Extracted data entries
>> BEGIN
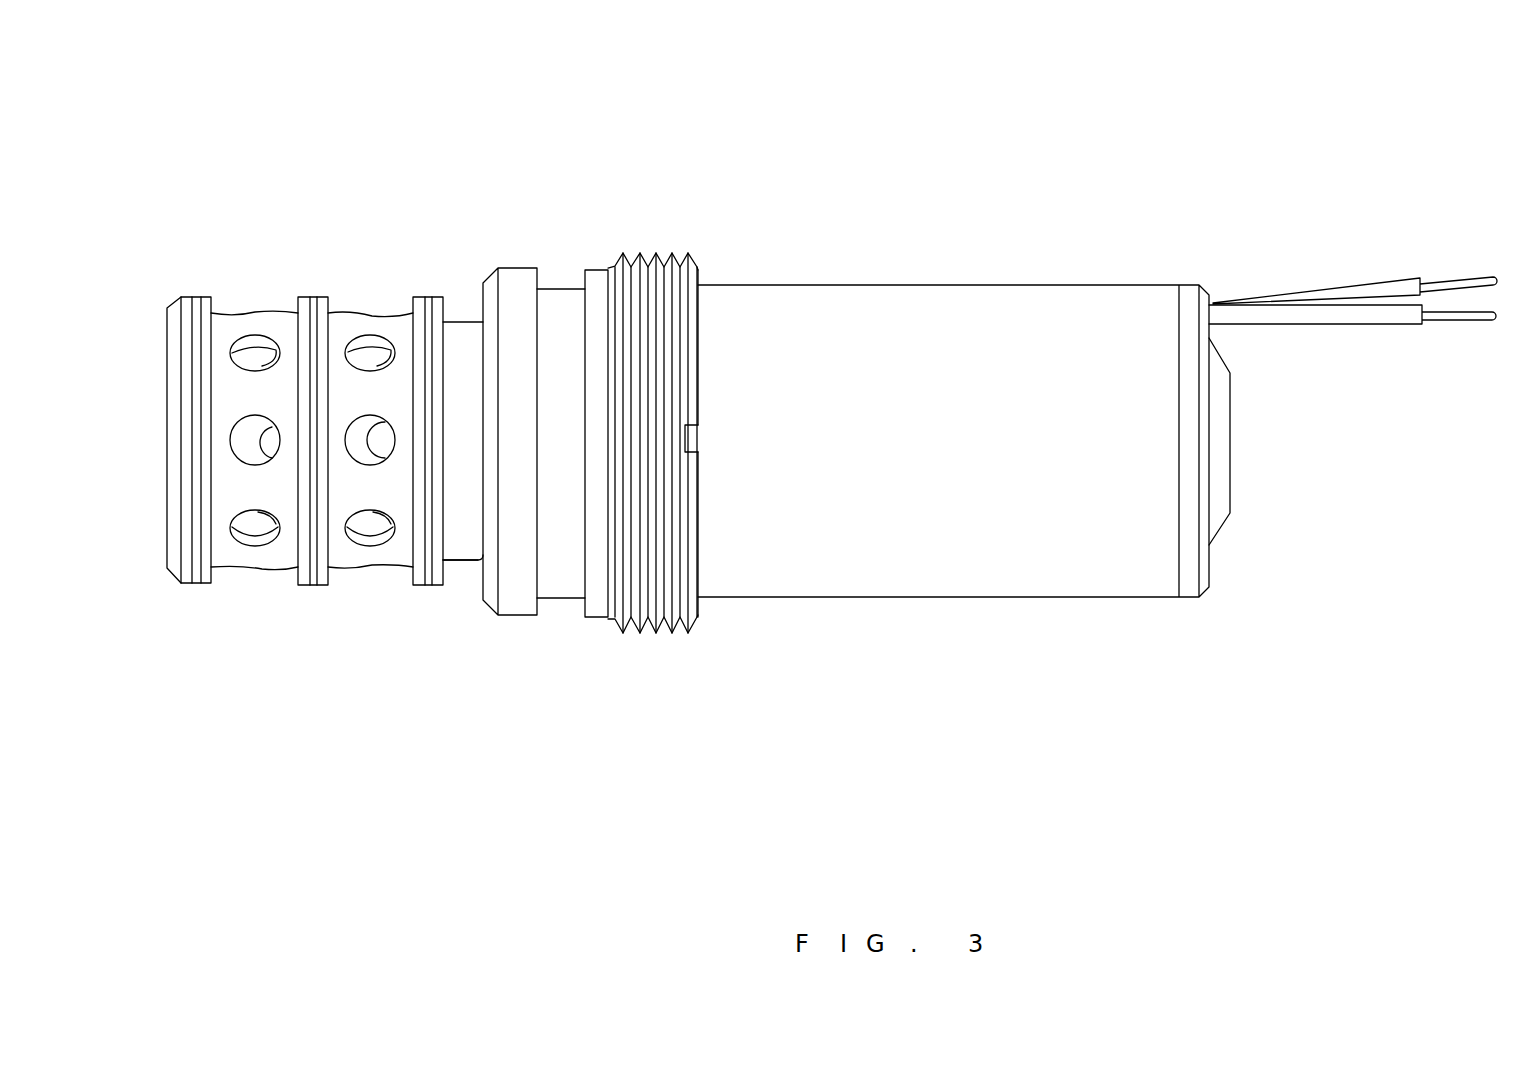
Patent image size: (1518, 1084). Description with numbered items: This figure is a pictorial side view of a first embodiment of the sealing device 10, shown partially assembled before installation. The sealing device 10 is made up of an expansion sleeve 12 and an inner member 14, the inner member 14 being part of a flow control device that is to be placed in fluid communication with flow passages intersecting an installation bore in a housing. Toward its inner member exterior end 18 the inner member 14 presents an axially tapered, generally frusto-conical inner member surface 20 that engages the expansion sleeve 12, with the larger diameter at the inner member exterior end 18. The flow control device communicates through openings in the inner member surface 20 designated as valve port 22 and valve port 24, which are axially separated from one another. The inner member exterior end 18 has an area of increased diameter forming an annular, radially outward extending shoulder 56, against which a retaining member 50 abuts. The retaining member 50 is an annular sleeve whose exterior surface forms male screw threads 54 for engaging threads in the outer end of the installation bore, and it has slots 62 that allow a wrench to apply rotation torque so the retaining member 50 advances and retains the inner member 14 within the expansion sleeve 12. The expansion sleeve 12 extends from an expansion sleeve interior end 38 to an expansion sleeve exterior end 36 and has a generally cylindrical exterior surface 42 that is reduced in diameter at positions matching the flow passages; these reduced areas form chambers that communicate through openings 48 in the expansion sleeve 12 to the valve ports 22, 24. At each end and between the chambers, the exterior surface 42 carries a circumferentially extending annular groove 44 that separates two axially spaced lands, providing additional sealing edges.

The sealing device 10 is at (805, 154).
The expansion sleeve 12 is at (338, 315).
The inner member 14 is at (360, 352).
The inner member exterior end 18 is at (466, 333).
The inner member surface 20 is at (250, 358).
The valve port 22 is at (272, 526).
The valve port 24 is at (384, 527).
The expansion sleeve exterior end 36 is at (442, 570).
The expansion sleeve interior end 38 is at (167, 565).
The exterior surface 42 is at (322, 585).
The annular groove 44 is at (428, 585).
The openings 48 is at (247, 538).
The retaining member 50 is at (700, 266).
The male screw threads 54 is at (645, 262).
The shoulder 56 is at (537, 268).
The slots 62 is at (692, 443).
>> END
>> BEGIN
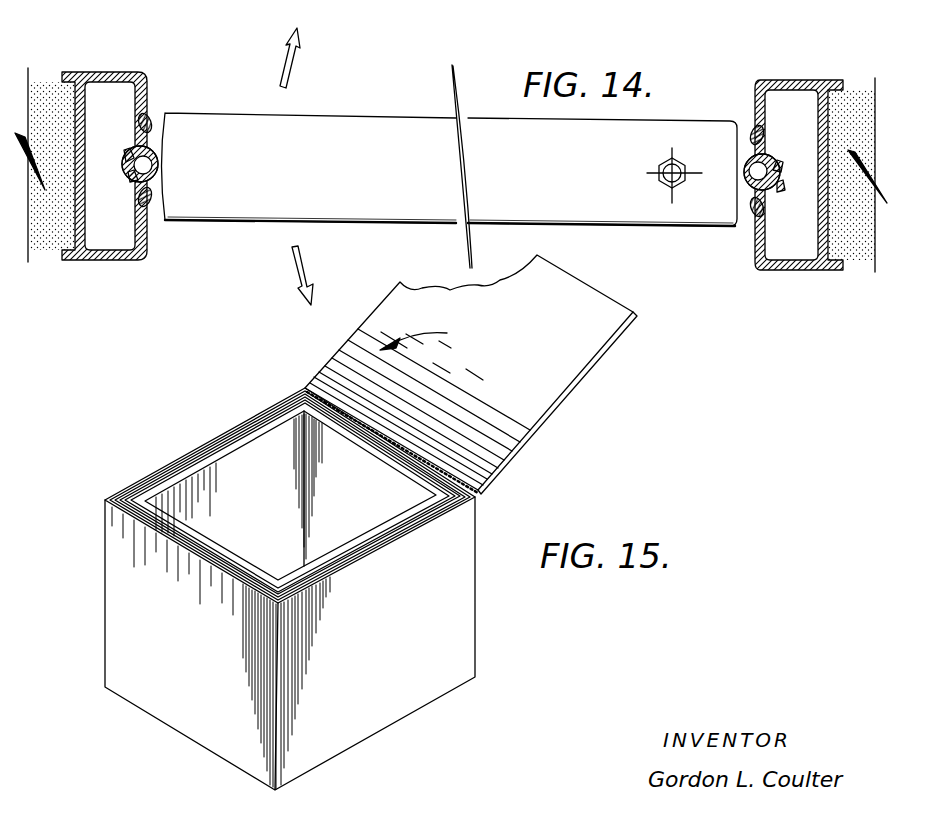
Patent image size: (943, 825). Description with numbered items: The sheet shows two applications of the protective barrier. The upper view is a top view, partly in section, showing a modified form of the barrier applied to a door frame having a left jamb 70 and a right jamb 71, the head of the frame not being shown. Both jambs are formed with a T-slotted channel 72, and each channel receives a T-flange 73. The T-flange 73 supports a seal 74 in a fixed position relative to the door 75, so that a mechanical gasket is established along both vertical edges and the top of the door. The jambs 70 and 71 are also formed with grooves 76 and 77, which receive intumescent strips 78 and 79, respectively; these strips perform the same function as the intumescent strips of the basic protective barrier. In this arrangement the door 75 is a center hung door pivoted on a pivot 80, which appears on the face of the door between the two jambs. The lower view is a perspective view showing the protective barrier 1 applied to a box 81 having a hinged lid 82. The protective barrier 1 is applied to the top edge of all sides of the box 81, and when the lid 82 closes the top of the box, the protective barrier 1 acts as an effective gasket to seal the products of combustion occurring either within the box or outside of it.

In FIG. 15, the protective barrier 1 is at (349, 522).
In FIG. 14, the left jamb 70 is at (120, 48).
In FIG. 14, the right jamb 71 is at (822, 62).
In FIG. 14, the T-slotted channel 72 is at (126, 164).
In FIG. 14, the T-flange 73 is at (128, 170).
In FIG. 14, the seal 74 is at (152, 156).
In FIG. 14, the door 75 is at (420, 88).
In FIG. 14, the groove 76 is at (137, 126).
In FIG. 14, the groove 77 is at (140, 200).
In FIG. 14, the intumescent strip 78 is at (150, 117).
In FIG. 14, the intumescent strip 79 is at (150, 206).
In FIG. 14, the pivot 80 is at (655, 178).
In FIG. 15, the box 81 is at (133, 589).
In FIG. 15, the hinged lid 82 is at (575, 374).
>> END
>> BEGIN
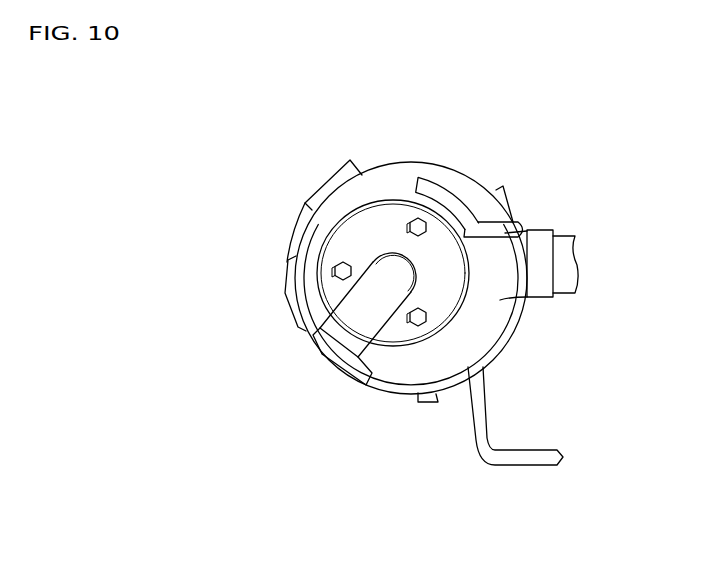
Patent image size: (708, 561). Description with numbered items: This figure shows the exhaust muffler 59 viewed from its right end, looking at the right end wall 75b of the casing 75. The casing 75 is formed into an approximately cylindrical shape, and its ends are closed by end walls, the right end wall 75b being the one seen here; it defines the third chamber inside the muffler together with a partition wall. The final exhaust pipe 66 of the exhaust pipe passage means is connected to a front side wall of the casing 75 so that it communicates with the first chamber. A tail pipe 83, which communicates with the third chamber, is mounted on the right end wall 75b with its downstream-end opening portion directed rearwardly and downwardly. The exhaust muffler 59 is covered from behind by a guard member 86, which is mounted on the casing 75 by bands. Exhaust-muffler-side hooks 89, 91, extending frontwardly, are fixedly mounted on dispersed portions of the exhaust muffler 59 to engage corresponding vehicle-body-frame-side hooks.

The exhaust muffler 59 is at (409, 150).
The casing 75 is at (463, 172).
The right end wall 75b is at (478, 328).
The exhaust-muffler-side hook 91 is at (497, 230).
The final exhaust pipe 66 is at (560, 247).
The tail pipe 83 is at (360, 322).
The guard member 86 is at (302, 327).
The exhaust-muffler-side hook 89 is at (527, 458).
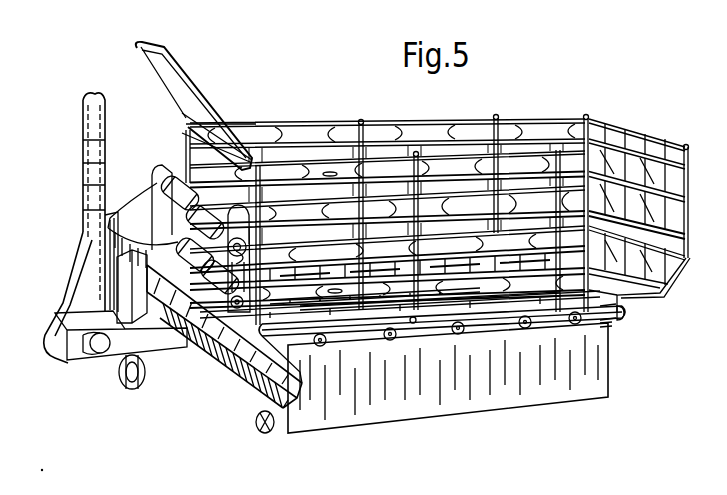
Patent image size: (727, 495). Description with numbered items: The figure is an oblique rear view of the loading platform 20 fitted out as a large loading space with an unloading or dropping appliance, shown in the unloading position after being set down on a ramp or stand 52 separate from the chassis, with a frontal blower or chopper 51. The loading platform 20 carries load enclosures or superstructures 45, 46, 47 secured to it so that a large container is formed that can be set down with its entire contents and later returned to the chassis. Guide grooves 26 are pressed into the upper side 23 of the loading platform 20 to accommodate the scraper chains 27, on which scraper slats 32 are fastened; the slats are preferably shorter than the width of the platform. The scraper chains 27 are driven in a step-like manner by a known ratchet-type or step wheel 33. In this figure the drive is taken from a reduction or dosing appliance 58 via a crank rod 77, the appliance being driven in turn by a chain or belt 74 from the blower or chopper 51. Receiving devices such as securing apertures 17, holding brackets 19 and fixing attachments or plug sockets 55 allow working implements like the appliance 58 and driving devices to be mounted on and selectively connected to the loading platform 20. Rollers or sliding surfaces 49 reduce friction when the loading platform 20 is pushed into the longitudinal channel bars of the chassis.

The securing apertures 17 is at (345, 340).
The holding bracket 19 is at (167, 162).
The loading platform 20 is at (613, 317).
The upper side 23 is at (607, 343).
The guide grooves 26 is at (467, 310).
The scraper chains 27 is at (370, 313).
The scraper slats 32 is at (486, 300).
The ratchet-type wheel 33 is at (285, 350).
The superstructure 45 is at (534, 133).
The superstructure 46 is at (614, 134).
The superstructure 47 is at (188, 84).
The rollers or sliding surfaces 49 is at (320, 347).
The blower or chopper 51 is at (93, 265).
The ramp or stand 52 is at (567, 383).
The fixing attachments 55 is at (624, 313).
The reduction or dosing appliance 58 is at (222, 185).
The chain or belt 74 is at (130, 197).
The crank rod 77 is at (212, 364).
>> END
#### Given request:
Express the data as a JSON list of strings, beginning with the line that contains "Patent image size: (943, 825)." and continuing through the line that contains "In FIG. 14, the T-flange 73 is at (128, 170).". Use one string per line and omit blank lines.

#### Written reply:
[
  "Patent image size: (943, 825). Description with numbered items: The sheet shows two applications of the protective barrier. The upper view is a top view, partly in section, showing a modified form of the barrier applied to a door frame having a left jamb 70 and a right jamb 71, the head of the frame not being shown. Both jambs are formed with a T-slotted channel 72, and each channel receives a T-flange 73. The T-flange 73 supports a seal 74 in a fixed position relative to the door 75, so that a mechanical gasket is established along both vertical edges and the top of the door. The jambs 70 and 71 are also formed with grooves 76 and 77, which receive intumescent strips 78 and 79, respectively; these strips perform the same function as the intumescent strips of the basic protective barrier. In this arrangement the door 75 is a center hung door pivoted on a pivot 80, which appears on the face of the door between the two jambs. The lower view is a perspective view showing the protective barrier 1 applied to a box 81 having a hinged lid 82. The protective barrier 1 is applied to the top edge of all sides of the box 81, and when the lid 82 closes the top of the box, the protective barrier 1 acts as an effective gasket to seal the products of combustion occurring either within the box or outside of it.",
  "In FIG. 15, the protective barrier 1 is at (349, 522).",
  "In FIG. 14, the left jamb 70 is at (120, 48).",
  "In FIG. 14, the right jamb 71 is at (822, 62).",
  "In FIG. 14, the T-slotted channel 72 is at (126, 164).",
  "In FIG. 14, the T-flange 73 is at (128, 170)."
]